Convert every line of the data into a Markdown table with the columns "Row" and "Entry": number each line in the first column and place the line itself in the second. Omit blank lines.

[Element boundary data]
************
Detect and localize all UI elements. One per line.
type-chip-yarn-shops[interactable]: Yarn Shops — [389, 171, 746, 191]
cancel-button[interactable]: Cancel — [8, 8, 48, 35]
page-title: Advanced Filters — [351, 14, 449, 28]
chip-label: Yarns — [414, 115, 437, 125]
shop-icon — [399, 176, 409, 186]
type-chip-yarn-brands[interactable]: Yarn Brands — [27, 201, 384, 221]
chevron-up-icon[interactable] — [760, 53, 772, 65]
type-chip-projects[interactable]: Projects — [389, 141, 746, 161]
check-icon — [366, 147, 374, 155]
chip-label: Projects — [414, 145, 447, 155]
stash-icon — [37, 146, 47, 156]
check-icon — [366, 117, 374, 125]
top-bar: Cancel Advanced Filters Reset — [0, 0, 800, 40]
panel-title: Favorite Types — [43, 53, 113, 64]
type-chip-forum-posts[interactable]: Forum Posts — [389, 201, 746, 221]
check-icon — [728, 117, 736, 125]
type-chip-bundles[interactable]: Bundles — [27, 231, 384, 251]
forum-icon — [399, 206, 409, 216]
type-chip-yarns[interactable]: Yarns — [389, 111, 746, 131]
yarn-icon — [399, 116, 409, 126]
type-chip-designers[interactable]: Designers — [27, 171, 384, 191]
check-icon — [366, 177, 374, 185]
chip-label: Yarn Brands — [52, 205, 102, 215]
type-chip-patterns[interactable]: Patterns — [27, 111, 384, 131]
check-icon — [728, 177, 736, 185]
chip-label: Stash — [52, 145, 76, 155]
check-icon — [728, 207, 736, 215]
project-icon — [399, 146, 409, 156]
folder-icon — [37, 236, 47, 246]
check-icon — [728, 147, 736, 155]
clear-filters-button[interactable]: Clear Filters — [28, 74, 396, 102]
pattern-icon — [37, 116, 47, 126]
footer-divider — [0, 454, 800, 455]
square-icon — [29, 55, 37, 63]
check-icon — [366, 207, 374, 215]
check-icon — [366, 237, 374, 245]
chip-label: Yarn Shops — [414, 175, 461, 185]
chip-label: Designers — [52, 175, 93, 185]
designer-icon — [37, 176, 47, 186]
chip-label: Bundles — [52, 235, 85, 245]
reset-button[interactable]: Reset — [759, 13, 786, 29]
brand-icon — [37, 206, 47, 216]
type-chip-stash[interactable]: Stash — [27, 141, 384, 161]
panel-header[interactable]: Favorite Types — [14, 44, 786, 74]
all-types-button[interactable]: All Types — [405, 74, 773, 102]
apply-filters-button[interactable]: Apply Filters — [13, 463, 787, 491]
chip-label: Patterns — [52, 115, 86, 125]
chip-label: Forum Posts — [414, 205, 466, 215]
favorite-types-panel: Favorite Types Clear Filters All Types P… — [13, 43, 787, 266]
************
## Exercise result
| Row | Entry |
|---|---|
| 1 | Detect and localize all UI elements. One per line. |
| 2 | type-chip-yarn-shops[interactable]: Yarn Shops — [389, 171, 746, 191] |
| 3 | cancel-button[interactable]: Cancel — [8, 8, 48, 35] |
| 4 | page-title: Advanced Filters — [351, 14, 449, 28] |
| 5 | chip-label: Yarns — [414, 115, 437, 125] |
| 6 | shop-icon — [399, 176, 409, 186] |
| 7 | type-chip-yarn-brands[interactable]: Yarn Brands — [27, 201, 384, 221] |
| 8 | chevron-up-icon[interactable] — [760, 53, 772, 65] |
| 9 | type-chip-projects[interactable]: Projects — [389, 141, 746, 161] |
| 10 | check-icon — [366, 147, 374, 155] |
| 11 | chip-label: Projects — [414, 145, 447, 155] |
| 12 | stash-icon — [37, 146, 47, 156] |
| 13 | check-icon — [366, 117, 374, 125] |
| 14 | top-bar: Cancel Advanced Filters Reset — [0, 0, 800, 40] |
| 15 | panel-title: Favorite Types — [43, 53, 113, 64] |
| 16 | type-chip-forum-posts[interactable]: Forum Posts — [389, 201, 746, 221] |
| 17 | check-icon — [728, 117, 736, 125] |
| 18 | type-chip-bundles[interactable]: Bundles — [27, 231, 384, 251] |
| 19 | forum-icon — [399, 206, 409, 216] |
| 20 | type-chip-yarns[interactable]: Yarns — [389, 111, 746, 131] |
| 21 | yarn-icon — [399, 116, 409, 126] |
| 22 | type-chip-designers[interactable]: Designers — [27, 171, 384, 191] |
| 23 | check-icon — [366, 177, 374, 185] |
| 24 | chip-label: Yarn Brands — [52, 205, 102, 215] |
| 25 | type-chip-patterns[interactable]: Patterns — [27, 111, 384, 131] |
| 26 | check-icon — [728, 177, 736, 185] |
| 27 | chip-label: Stash — [52, 145, 76, 155] |
| 28 | check-icon — [728, 207, 736, 215] |
| 29 | project-icon — [399, 146, 409, 156] |
| 30 | folder-icon — [37, 236, 47, 246] |
| 31 | check-icon — [728, 147, 736, 155] |
| 32 | clear-filters-button[interactable]: Clear Filters — [28, 74, 396, 102] |
| 33 | pattern-icon — [37, 116, 47, 126] |
| 34 | footer-divider — [0, 454, 800, 455] |
| 35 | square-icon — [29, 55, 37, 63] |
| 36 | check-icon — [366, 207, 374, 215] |
| 37 | check-icon — [366, 237, 374, 245] |
| 38 | chip-label: Yarn Shops — [414, 175, 461, 185] |
| 39 | chip-label: Designers — [52, 175, 93, 185] |
| 40 | designer-icon — [37, 176, 47, 186] |
| 41 | chip-label: Bundles — [52, 235, 85, 245] |
| 42 | reset-button[interactable]: Reset — [759, 13, 786, 29] |
| 43 | brand-icon — [37, 206, 47, 216] |
| 44 | type-chip-stash[interactable]: Stash — [27, 141, 384, 161] |
| 45 | panel-header[interactable]: Favorite Types — [14, 44, 786, 74] |
| 46 | all-types-button[interactable]: All Types — [405, 74, 773, 102] |
| 47 | apply-filters-button[interactable]: Apply Filters — [13, 463, 787, 491] |
| 48 | chip-label: Patterns — [52, 115, 86, 125] |
| 49 | chip-label: Forum Posts — [414, 205, 466, 215] |
| 50 | favorite-types-panel: Favorite Types Clear Filters All Types P… — [13, 43, 787, 266] |